== WHAT YOU HAVE TO DO ==
Arrange the records as a Markdown table with the columns n and Line, starting at the first line and ending at the line that contains "paragraph-line: вторую такую". Leave out blank lines and include both of those lines.

Element placement data:
************

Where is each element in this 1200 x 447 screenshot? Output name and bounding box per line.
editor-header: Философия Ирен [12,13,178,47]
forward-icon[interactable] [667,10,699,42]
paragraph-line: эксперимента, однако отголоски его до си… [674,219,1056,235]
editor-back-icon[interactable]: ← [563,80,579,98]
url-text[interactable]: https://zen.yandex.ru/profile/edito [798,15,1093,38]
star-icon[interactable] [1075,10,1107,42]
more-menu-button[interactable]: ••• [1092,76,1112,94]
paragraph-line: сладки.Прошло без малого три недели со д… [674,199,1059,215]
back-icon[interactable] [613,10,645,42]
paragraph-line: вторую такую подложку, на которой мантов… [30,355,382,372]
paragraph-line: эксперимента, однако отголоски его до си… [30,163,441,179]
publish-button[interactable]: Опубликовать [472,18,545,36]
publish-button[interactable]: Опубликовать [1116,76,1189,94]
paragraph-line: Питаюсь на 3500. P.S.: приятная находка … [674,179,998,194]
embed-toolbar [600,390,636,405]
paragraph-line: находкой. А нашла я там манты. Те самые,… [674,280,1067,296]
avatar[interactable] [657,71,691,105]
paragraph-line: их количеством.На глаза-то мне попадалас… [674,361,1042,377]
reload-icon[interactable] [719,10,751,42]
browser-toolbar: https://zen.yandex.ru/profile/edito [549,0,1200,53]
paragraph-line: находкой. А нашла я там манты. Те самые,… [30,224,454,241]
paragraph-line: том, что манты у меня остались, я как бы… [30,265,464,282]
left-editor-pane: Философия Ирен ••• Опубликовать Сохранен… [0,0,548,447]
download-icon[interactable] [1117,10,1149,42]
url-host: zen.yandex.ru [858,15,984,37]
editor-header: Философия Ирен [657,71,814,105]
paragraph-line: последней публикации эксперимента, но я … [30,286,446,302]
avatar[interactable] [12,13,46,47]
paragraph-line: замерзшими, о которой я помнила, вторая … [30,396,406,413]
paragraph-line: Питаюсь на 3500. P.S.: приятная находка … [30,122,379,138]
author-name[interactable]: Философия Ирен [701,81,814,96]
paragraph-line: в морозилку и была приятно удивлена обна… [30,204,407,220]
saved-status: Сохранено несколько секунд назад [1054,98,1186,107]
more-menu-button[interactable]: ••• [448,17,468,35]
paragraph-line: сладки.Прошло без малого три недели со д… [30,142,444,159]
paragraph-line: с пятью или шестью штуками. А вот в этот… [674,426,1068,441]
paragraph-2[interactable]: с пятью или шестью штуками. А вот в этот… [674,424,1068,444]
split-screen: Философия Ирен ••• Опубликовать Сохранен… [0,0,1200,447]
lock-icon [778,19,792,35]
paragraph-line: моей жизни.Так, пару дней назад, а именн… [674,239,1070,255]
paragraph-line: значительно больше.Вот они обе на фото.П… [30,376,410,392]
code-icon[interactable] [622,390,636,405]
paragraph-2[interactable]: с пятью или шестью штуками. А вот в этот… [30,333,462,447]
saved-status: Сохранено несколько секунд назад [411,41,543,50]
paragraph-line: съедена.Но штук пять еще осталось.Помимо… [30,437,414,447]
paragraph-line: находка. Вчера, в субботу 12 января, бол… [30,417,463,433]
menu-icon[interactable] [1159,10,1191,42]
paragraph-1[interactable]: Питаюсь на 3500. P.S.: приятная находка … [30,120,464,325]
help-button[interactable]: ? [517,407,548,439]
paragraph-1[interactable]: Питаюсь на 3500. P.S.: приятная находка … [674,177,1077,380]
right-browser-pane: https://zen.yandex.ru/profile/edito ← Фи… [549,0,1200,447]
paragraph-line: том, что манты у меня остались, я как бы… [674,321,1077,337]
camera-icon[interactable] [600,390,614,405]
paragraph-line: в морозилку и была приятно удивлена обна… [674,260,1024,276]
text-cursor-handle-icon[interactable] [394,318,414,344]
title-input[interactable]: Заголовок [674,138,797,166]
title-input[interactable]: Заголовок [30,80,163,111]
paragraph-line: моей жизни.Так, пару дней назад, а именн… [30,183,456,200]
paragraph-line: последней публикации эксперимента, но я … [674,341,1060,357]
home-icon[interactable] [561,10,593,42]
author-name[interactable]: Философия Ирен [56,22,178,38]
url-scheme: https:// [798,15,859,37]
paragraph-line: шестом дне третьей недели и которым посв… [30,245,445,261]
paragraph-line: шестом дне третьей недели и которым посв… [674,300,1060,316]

************

== SOLUTION FOR THIS PROBLEM ==
| n | Line |
|---|---|
| 1 | Where is each element in this 1200 x 447 screenshot? Output name and bounding box per line. |
| 2 | editor-header: Философия Ирен [12,13,178,47] |
| 3 | forward-icon[interactable] [667,10,699,42] |
| 4 | paragraph-line: эксперимента, однако отголоски его до си… [674,219,1056,235] |
| 5 | editor-back-icon[interactable]: ← [563,80,579,98] |
| 6 | url-text[interactable]: https://zen.yandex.ru/profile/edito [798,15,1093,38] |
| 7 | star-icon[interactable] [1075,10,1107,42] |
| 8 | more-menu-button[interactable]: ••• [1092,76,1112,94] |
| 9 | paragraph-line: сладки.Прошло без малого три недели со д… [674,199,1059,215] |
| 10 | back-icon[interactable] [613,10,645,42] |
| 11 | paragraph-line: вторую такую подложку, на которой мантов… [30,355,382,372] |